Stored data:
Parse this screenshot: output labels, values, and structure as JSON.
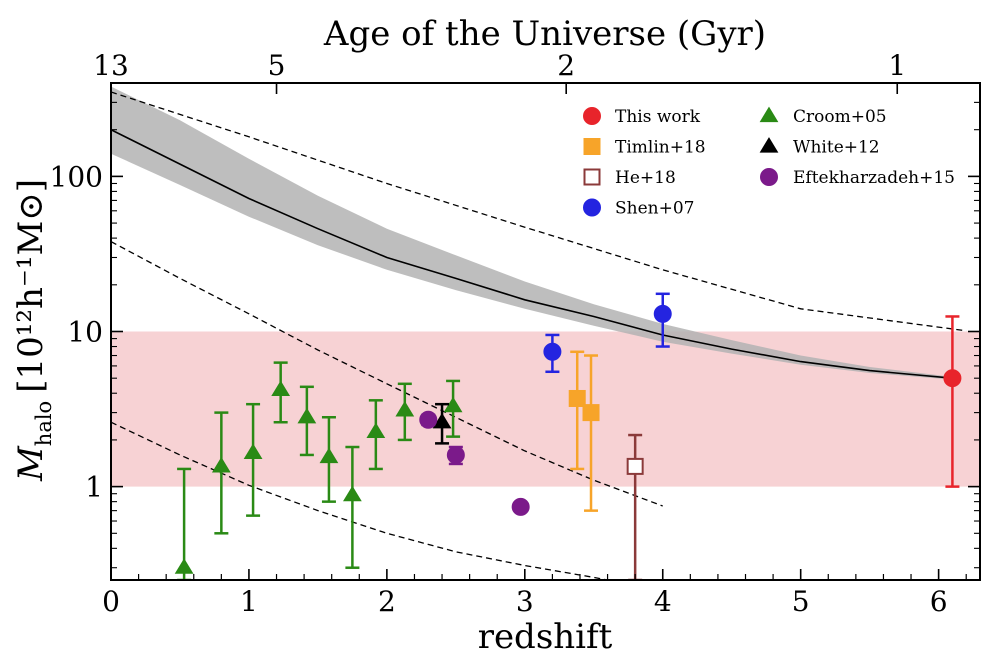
{
  "chart_data": {
    "type": "scatter",
    "xlabel": "redshift",
    "ylabel_main": "M",
    "ylabel_sub": "halo",
    "ylabel_units": "[10¹²h⁻¹M⊙]",
    "top_axis_label": "Age of the Universe (Gyr)",
    "x_range": [
      0,
      6.3
    ],
    "y_range": [
      0.25,
      400
    ],
    "y_scale": "log",
    "x_ticks": [
      0,
      1,
      2,
      3,
      4,
      5,
      6
    ],
    "x_tick_labels": [
      "0",
      "1",
      "2",
      "3",
      "4",
      "5",
      "6"
    ],
    "y_ticks": [
      1,
      10,
      100
    ],
    "y_tick_labels": [
      "1",
      "10",
      "100"
    ],
    "top_ticks": [
      {
        "redshift": 0.0,
        "label": "13"
      },
      {
        "redshift": 1.2,
        "label": "5"
      },
      {
        "redshift": 3.3,
        "label": "2"
      },
      {
        "redshift": 5.7,
        "label": "1"
      }
    ],
    "band": {
      "y_low": 1,
      "y_high": 10,
      "color": "#f7d2d4"
    },
    "main_track": {
      "x": [
        0,
        0.5,
        1,
        1.5,
        2,
        2.5,
        3,
        3.5,
        4,
        4.5,
        5,
        5.5,
        6.1
      ],
      "y": [
        200,
        120,
        72,
        46,
        30,
        22,
        16,
        12.5,
        9.5,
        7.7,
        6.4,
        5.6,
        5.0
      ],
      "y_low": [
        140,
        88,
        55,
        36,
        25,
        18.5,
        14,
        10.9,
        8.6,
        7.2,
        6.1,
        5.4,
        4.9
      ],
      "y_high": [
        380,
        230,
        130,
        75,
        46,
        31,
        21,
        15,
        11.2,
        8.8,
        7.0,
        5.9,
        5.1
      ]
    },
    "dashed_tracks": [
      {
        "x": [
          0,
          1,
          2,
          3,
          4,
          5,
          6.2
        ],
        "y": [
          350,
          180,
          90,
          47,
          25,
          14,
          10.1
        ]
      },
      {
        "x": [
          0,
          0.5,
          1,
          1.5,
          2,
          2.5,
          3,
          3.5,
          4
        ],
        "y": [
          38,
          22,
          13,
          7.6,
          4.6,
          2.8,
          1.7,
          1.1,
          0.75
        ]
      },
      {
        "x": [
          0,
          0.5,
          1,
          1.5,
          2,
          2.5,
          3,
          3.5,
          3.6
        ],
        "y": [
          2.6,
          1.6,
          1.02,
          0.7,
          0.5,
          0.38,
          0.31,
          0.26,
          0.25
        ]
      }
    ],
    "series": [
      {
        "name": "This work",
        "marker": "circle",
        "color": "#e8242b",
        "filled": true,
        "points": [
          {
            "x": 6.1,
            "y": 5.0,
            "ylo": 1.0,
            "yhi": 12.5
          }
        ]
      },
      {
        "name": "Timlin+18",
        "marker": "square",
        "color": "#f7a429",
        "filled": true,
        "points": [
          {
            "x": 3.38,
            "y": 3.7,
            "ylo": 1.3,
            "yhi": 7.4
          },
          {
            "x": 3.48,
            "y": 3.0,
            "ylo": 0.7,
            "yhi": 7.0
          }
        ]
      },
      {
        "name": "He+18",
        "marker": "square",
        "color": "#8b3a3a",
        "filled": false,
        "points": [
          {
            "x": 3.8,
            "y": 1.35,
            "ylo": 0.25,
            "yhi": 2.15
          }
        ]
      },
      {
        "name": "Shen+07",
        "marker": "circle",
        "color": "#2424e0",
        "filled": true,
        "points": [
          {
            "x": 3.2,
            "y": 7.4,
            "ylo": 5.5,
            "yhi": 9.5
          },
          {
            "x": 4.0,
            "y": 13.0,
            "ylo": 8.0,
            "yhi": 17.5
          }
        ]
      },
      {
        "name": "Croom+05",
        "marker": "triangle",
        "color": "#2a8a15",
        "filled": true,
        "points": [
          {
            "x": 0.53,
            "y": 0.3,
            "ylo": 0.25,
            "yhi": 1.3
          },
          {
            "x": 0.8,
            "y": 1.35,
            "ylo": 0.5,
            "yhi": 3.0
          },
          {
            "x": 1.03,
            "y": 1.65,
            "ylo": 0.65,
            "yhi": 3.4
          },
          {
            "x": 1.23,
            "y": 4.2,
            "ylo": 2.6,
            "yhi": 6.3
          },
          {
            "x": 1.42,
            "y": 2.8,
            "ylo": 1.6,
            "yhi": 4.4
          },
          {
            "x": 1.58,
            "y": 1.55,
            "ylo": 0.8,
            "yhi": 2.8
          },
          {
            "x": 1.75,
            "y": 0.88,
            "ylo": 0.3,
            "yhi": 1.8
          },
          {
            "x": 1.92,
            "y": 2.25,
            "ylo": 1.3,
            "yhi": 3.6
          },
          {
            "x": 2.13,
            "y": 3.1,
            "ylo": 2.0,
            "yhi": 4.6
          },
          {
            "x": 2.48,
            "y": 3.3,
            "ylo": 2.1,
            "yhi": 4.8
          }
        ]
      },
      {
        "name": "White+12",
        "marker": "triangle",
        "color": "#000000",
        "filled": true,
        "points": [
          {
            "x": 2.4,
            "y": 2.6,
            "ylo": 1.9,
            "yhi": 3.4
          }
        ]
      },
      {
        "name": "Eftekharzadeh+15",
        "marker": "circle",
        "color": "#7b1a8a",
        "filled": true,
        "points": [
          {
            "x": 2.3,
            "y": 2.7,
            "ylo": 2.5,
            "yhi": 2.9
          },
          {
            "x": 2.5,
            "y": 1.6,
            "ylo": 1.4,
            "yhi": 1.8
          },
          {
            "x": 2.97,
            "y": 0.74,
            "ylo": 0.7,
            "yhi": 0.78
          }
        ]
      }
    ],
    "legend": {
      "position": "top-right",
      "columns": 2
    }
  }
}
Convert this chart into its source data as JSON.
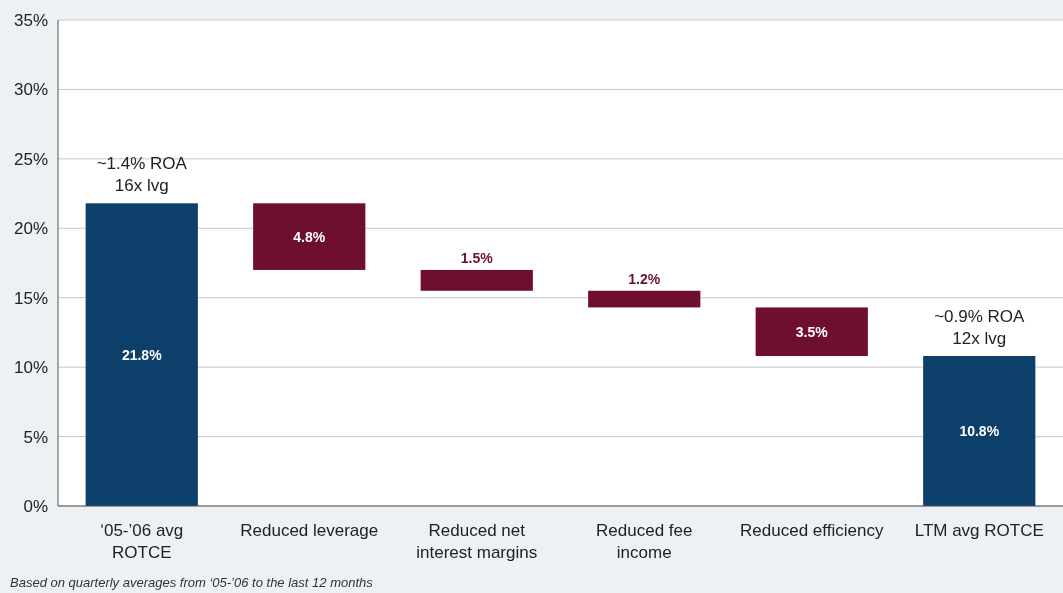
{
  "chart_data": {
    "type": "bar",
    "categories": [
      "‘05-’06 avg\nROTCE",
      "Reduced leverage",
      "Reduced net\ninterest margins",
      "Reduced fee\nincome",
      "Reduced efficiency",
      "LTM avg ROTCE"
    ],
    "values": [
      21.8,
      4.8,
      1.5,
      1.2,
      3.5,
      10.8
    ],
    "base": [
      0,
      17.0,
      15.5,
      14.3,
      10.8,
      0
    ],
    "colors": [
      "#0d3f6b",
      "#6e0f2e",
      "#6e0f2e",
      "#6e0f2e",
      "#6e0f2e",
      "#0d3f6b"
    ],
    "value_labels": [
      "21.8%",
      "4.8%",
      "1.5%",
      "1.2%",
      "3.5%",
      "10.8%"
    ],
    "ylim": [
      0,
      35
    ],
    "yticks": [
      {
        "value": 0,
        "label": "0%"
      },
      {
        "value": 5,
        "label": "5%"
      },
      {
        "value": 10,
        "label": "10%"
      },
      {
        "value": 15,
        "label": "15%"
      },
      {
        "value": 20,
        "label": "20%"
      },
      {
        "value": 25,
        "label": "25%"
      },
      {
        "value": 30,
        "label": "30%"
      },
      {
        "value": 35,
        "label": "35%"
      }
    ],
    "grid": "y",
    "annotations": [
      {
        "text": "~1.4% ROA\n16x lvg",
        "x": "‘05-’06 avg\nROTCE",
        "y": 21.8
      },
      {
        "text": "~0.9% ROA\n12x lvg",
        "x": "LTM avg ROTCE",
        "y": 10.8
      },
      "Based on quarterly averages from ‘05-’06 to the last 12 months"
    ]
  }
}
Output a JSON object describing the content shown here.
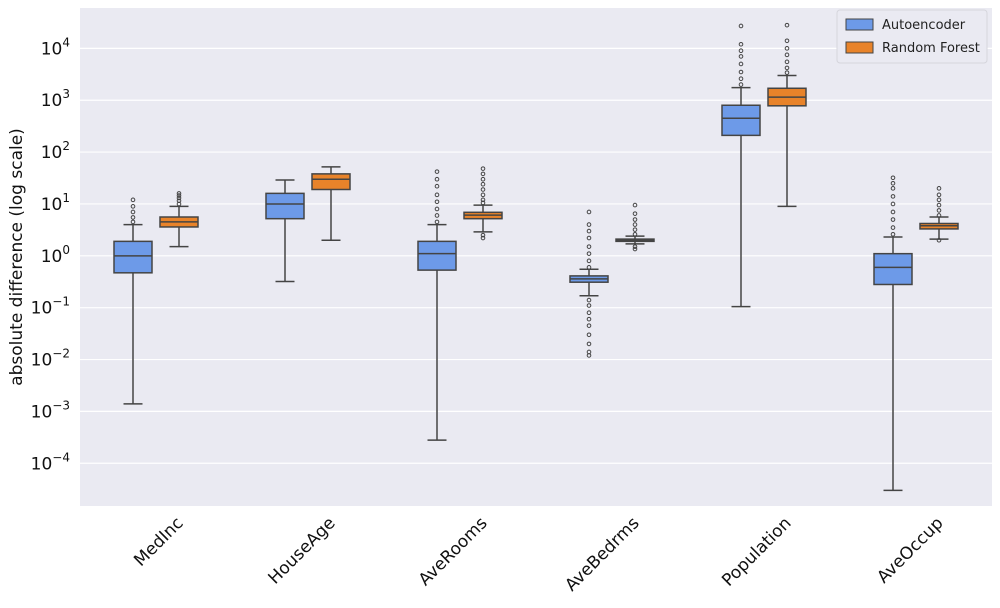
{
  "chart_data": {
    "type": "box",
    "title": "",
    "xlabel": "",
    "ylabel": "absolute difference (log scale)",
    "yscale": "log",
    "ylim": [
      1.5e-05,
      60000
    ],
    "yticks": [
      {
        "value": 0.0001,
        "base": "10",
        "exp": "−4"
      },
      {
        "value": 0.001,
        "base": "10",
        "exp": "−3"
      },
      {
        "value": 0.01,
        "base": "10",
        "exp": "−2"
      },
      {
        "value": 0.1,
        "base": "10",
        "exp": "−1"
      },
      {
        "value": 1,
        "base": "10",
        "exp": "0"
      },
      {
        "value": 10,
        "base": "10",
        "exp": "1"
      },
      {
        "value": 100,
        "base": "10",
        "exp": "2"
      },
      {
        "value": 1000,
        "base": "10",
        "exp": "3"
      },
      {
        "value": 10000,
        "base": "10",
        "exp": "4"
      }
    ],
    "grid": true,
    "legend_position": "top-right",
    "categories": [
      "MedInc",
      "HouseAge",
      "AveRooms",
      "AveBedrms",
      "Population",
      "AveOccup"
    ],
    "series": [
      {
        "name": "Autoencoder",
        "color": "#6d9ae8",
        "boxes": [
          {
            "whislo": 0.0014,
            "q1": 0.47,
            "med": 1.0,
            "q3": 1.9,
            "whishi": 4.0,
            "fliers": [
              4.5,
              5.5,
              7,
              9,
              12
            ]
          },
          {
            "whislo": 0.32,
            "q1": 5.2,
            "med": 10,
            "q3": 16,
            "whishi": 29,
            "fliers": []
          },
          {
            "whislo": 0.00028,
            "q1": 0.53,
            "med": 1.1,
            "q3": 1.9,
            "whishi": 4.0,
            "fliers": [
              4.5,
              6,
              8,
              11,
              15,
              22,
              30,
              42
            ]
          },
          {
            "whislo": 0.17,
            "q1": 0.31,
            "med": 0.36,
            "q3": 0.41,
            "whishi": 0.55,
            "fliers": [
              0.012,
              0.014,
              0.02,
              0.03,
              0.045,
              0.06,
              0.08,
              0.11,
              0.14,
              0.6,
              0.8,
              1.1,
              1.5,
              2.2,
              3.0,
              4.0,
              7.0
            ]
          },
          {
            "whislo": 0.105,
            "q1": 210,
            "med": 450,
            "q3": 800,
            "whishi": 1750,
            "fliers": [
              2000,
              2600,
              3500,
              5000,
              7000,
              9000,
              12000,
              27000
            ]
          },
          {
            "whislo": 3e-05,
            "q1": 0.28,
            "med": 0.6,
            "q3": 1.1,
            "whishi": 2.3,
            "fliers": [
              2.6,
              3.5,
              5,
              7,
              10,
              14,
              20,
              25,
              32
            ]
          }
        ]
      },
      {
        "name": "Random Forest",
        "color": "#e8832a",
        "boxes": [
          {
            "whislo": 1.5,
            "q1": 3.6,
            "med": 4.5,
            "q3": 5.6,
            "whishi": 9.0,
            "fliers": [
              10,
              11.5,
              13,
              14.5,
              16
            ]
          },
          {
            "whislo": 2.0,
            "q1": 19,
            "med": 30,
            "q3": 38,
            "whishi": 52,
            "fliers": []
          },
          {
            "whislo": 2.9,
            "q1": 5.2,
            "med": 6.1,
            "q3": 6.9,
            "whishi": 9.5,
            "fliers": [
              2.2,
              2.5,
              10.5,
              12,
              15,
              19,
              24,
              30,
              38,
              48
            ]
          },
          {
            "whislo": 1.7,
            "q1": 1.9,
            "med": 2.0,
            "q3": 2.1,
            "whishi": 2.4,
            "fliers": [
              1.35,
              1.5,
              2.6,
              3.2,
              4.0,
              5.0,
              6.5,
              9.5
            ]
          },
          {
            "whislo": 9.0,
            "q1": 780,
            "med": 1150,
            "q3": 1700,
            "whishi": 3000,
            "fliers": [
              3400,
              4200,
              5500,
              7500,
              10000,
              14000,
              28000
            ]
          },
          {
            "whislo": 2.1,
            "q1": 3.3,
            "med": 3.8,
            "q3": 4.2,
            "whishi": 5.6,
            "fliers": [
              2.0,
              6.0,
              7.5,
              9.5,
              12,
              15,
              20
            ]
          }
        ]
      }
    ]
  }
}
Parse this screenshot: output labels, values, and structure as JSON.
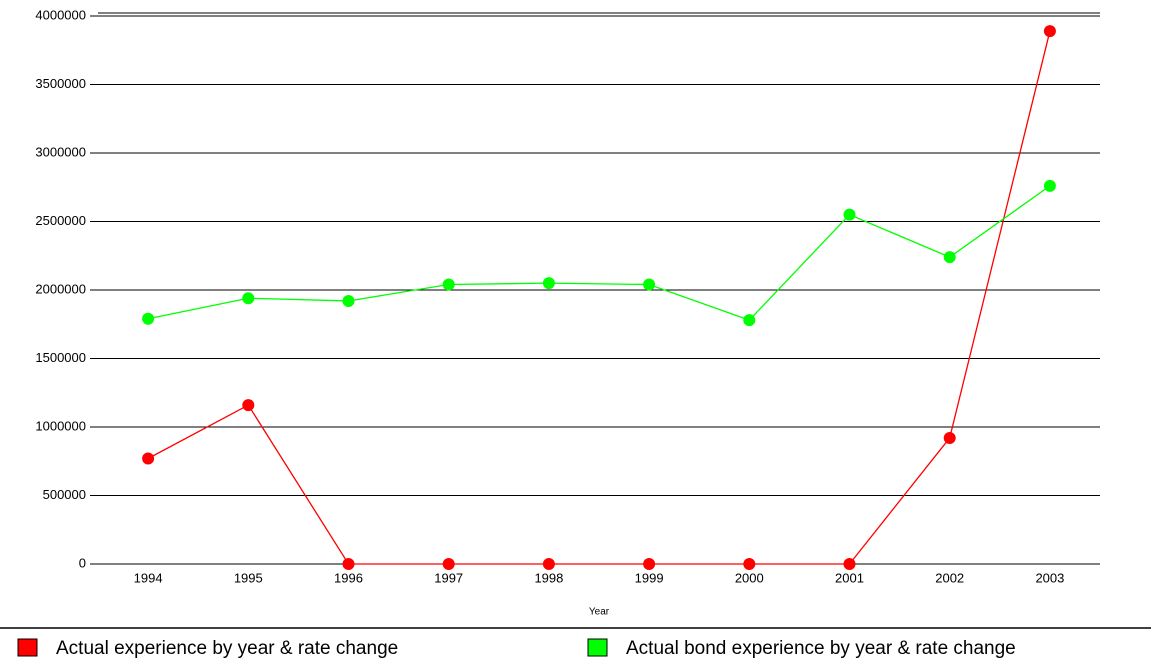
{
  "chart_data": {
    "type": "line",
    "x_label": "Year",
    "categories": [
      "1994",
      "1995",
      "1996",
      "1997",
      "1998",
      "1999",
      "2000",
      "2001",
      "2002",
      "2003"
    ],
    "series": [
      {
        "name": "Actual experience by year & rate change",
        "color": "#ff0000",
        "values": [
          770000,
          1160000,
          0,
          0,
          0,
          0,
          0,
          0,
          920000,
          3890000
        ]
      },
      {
        "name": "Actual bond experience by year & rate change",
        "color": "#00ff00",
        "values": [
          1790000,
          1940000,
          1920000,
          2040000,
          2050000,
          2040000,
          1780000,
          2550000,
          2240000,
          2760000
        ]
      }
    ],
    "ylim": [
      0,
      4000000
    ],
    "yticks": [
      0,
      500000,
      1000000,
      1500000,
      2000000,
      2500000,
      3000000,
      3500000,
      4000000
    ],
    "grid": true,
    "legend": "bottom"
  }
}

**PROMPT**
Return all lines containing "text".

**FINISHED ANSWER**
        "text": "~1.4% ROA\n16x lvg",
        "text": "~0.9% ROA\n12x lvg",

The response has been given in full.